### Stated problem
Everything from the line that holds "Parse this screenshot: output" through the end of the data below should be output exactly, both ends included.

Stored records:
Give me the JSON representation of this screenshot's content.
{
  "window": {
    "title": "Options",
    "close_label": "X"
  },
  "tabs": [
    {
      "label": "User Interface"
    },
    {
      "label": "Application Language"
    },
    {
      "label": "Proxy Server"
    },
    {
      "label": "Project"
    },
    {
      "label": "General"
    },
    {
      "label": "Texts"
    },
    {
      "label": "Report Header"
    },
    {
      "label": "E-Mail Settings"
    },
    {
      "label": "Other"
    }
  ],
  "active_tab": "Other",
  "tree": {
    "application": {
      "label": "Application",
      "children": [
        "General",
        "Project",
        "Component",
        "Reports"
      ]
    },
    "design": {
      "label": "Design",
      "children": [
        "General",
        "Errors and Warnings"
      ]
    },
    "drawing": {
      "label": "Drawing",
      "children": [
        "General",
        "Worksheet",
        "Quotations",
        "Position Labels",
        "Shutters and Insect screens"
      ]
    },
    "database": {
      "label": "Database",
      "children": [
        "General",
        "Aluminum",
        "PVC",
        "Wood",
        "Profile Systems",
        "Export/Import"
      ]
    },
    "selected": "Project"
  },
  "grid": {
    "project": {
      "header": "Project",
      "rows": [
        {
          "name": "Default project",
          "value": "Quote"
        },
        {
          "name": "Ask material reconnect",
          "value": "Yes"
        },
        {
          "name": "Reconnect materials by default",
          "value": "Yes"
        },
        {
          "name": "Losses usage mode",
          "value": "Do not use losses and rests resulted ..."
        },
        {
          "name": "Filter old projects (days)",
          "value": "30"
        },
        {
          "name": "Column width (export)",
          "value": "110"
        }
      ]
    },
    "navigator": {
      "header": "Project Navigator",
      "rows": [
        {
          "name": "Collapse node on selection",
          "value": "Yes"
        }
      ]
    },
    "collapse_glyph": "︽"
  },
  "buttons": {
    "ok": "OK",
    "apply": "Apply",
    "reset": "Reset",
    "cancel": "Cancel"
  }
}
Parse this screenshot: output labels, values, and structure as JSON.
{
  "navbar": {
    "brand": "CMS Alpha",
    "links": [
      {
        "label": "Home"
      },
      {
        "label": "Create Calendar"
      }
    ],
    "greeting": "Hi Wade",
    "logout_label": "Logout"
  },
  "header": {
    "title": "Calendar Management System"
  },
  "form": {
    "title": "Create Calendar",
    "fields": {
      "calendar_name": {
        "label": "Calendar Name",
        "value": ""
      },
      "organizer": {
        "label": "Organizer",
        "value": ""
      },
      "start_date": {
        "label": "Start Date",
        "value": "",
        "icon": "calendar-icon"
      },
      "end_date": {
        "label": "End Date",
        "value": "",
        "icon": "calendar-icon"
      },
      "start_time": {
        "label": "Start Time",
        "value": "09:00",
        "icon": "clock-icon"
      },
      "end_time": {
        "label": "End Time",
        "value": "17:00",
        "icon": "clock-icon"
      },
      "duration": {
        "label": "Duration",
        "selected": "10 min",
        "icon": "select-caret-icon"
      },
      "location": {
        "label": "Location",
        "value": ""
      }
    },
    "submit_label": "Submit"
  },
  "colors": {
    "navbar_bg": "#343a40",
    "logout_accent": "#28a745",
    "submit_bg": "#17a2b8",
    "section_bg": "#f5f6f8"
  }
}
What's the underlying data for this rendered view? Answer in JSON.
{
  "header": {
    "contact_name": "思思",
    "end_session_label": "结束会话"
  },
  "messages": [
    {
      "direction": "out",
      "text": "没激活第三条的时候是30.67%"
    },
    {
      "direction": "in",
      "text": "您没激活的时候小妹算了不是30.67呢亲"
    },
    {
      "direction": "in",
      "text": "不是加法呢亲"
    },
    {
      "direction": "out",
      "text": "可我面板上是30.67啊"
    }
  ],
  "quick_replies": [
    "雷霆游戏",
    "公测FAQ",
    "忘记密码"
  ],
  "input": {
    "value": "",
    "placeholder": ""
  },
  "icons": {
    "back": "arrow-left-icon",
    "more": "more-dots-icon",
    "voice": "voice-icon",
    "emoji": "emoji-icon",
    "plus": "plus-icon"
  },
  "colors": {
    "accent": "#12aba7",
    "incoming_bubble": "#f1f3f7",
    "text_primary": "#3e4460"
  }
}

### In response
Parse this screenshot: output labels, values, and structure as JSON.
{
  "navbar": {
    "brand": "CMS Alpha",
    "links": [
      {
        "label": "Home"
      },
      {
        "label": "Create Calendar"
      }
    ],
    "greeting": "Hi Wade",
    "logout_label": "Logout"
  },
  "header": {
    "title": "Calendar Management System"
  },
  "form": {
    "title": "Create Calendar",
    "fields": {
      "calendar_name": {
        "label": "Calendar Name",
        "value": ""
      },
      "organizer": {
        "label": "Organizer",
        "value": ""
      },
      "start_date": {
        "label": "Start Date",
        "value": "",
        "icon": "calendar-icon"
      },
      "end_date": {
        "label": "End Date",
        "value": "",
        "icon": "calendar-icon"
      },
      "start_time": {
        "label": "Start Time",
        "value": "09:00",
        "icon": "clock-icon"
      },
      "end_time": {
        "label": "End Time",
        "value": "17:00",
        "icon": "clock-icon"
      },
      "duration": {
        "label": "Duration",
        "selected": "10 min",
        "icon": "select-caret-icon"
      },
      "location": {
        "label": "Location",
        "value": ""
      }
    },
    "submit_label": "Submit"
  },
  "colors": {
    "navbar_bg": "#343a40",
    "logout_accent": "#28a745",
    "submit_bg": "#17a2b8",
    "section_bg": "#f5f6f8"
  }
}
What's the underlying data for this rendered view? Answer in JSON.
{
  "header": {
    "contact_name": "思思",
    "end_session_label": "结束会话"
  },
  "messages": [
    {
      "direction": "out",
      "text": "没激活第三条的时候是30.67%"
    },
    {
      "direction": "in",
      "text": "您没激活的时候小妹算了不是30.67呢亲"
    },
    {
      "direction": "in",
      "text": "不是加法呢亲"
    },
    {
      "direction": "out",
      "text": "可我面板上是30.67啊"
    }
  ],
  "quick_replies": [
    "雷霆游戏",
    "公测FAQ",
    "忘记密码"
  ],
  "input": {
    "value": "",
    "placeholder": ""
  },
  "icons": {
    "back": "arrow-left-icon",
    "more": "more-dots-icon",
    "voice": "voice-icon",
    "emoji": "emoji-icon",
    "plus": "plus-icon"
  },
  "colors": {
    "accent": "#12aba7",
    "incoming_bubble": "#f1f3f7",
    "text_primary": "#3e4460"
  }
}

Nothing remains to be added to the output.